**Requirement**
What is the number of lines containing "this"? Give only that number.
'''
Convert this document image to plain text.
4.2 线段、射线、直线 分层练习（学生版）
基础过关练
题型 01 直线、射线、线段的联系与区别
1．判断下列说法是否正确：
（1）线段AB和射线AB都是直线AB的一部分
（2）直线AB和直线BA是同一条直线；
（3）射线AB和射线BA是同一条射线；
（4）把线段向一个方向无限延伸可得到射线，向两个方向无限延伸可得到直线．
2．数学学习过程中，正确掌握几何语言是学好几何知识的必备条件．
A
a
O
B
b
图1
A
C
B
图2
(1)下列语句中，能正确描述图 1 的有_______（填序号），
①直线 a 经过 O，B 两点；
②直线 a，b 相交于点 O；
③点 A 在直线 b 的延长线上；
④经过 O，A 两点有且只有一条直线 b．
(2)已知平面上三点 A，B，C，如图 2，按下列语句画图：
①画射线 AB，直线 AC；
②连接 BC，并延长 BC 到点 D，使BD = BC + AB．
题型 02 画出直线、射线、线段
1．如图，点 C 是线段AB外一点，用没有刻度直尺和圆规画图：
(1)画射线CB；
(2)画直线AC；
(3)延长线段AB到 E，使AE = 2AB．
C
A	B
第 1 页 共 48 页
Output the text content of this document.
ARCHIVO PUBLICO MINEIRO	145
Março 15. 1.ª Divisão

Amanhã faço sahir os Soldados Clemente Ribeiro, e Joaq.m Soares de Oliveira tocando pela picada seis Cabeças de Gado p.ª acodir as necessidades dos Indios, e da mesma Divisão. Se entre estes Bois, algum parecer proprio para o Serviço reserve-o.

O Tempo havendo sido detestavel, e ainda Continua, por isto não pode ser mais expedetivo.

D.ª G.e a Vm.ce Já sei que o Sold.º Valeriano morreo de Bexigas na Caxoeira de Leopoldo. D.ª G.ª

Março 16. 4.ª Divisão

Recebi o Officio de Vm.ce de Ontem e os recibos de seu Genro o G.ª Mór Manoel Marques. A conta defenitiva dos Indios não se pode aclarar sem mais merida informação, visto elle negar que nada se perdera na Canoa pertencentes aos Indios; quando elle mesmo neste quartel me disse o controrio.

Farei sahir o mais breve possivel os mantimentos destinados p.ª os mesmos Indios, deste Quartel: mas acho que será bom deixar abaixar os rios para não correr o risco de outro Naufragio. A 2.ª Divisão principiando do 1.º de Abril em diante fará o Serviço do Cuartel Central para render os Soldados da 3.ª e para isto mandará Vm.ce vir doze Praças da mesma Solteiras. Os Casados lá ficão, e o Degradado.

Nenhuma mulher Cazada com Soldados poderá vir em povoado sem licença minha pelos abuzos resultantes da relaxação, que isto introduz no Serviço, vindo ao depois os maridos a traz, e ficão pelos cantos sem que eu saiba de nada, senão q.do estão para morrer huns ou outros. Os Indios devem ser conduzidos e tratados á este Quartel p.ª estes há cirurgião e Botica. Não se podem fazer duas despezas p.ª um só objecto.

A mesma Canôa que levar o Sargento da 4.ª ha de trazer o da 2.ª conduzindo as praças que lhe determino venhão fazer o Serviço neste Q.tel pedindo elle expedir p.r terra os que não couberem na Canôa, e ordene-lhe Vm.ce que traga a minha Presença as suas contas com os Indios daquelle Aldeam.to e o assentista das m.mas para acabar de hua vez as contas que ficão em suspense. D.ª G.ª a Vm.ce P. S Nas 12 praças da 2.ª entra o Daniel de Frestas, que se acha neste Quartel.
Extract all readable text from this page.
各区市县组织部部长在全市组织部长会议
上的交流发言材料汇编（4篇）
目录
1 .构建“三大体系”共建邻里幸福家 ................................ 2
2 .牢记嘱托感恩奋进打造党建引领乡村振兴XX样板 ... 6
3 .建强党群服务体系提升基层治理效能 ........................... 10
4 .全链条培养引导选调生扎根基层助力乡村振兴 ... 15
'''
**Solution to the problem**
3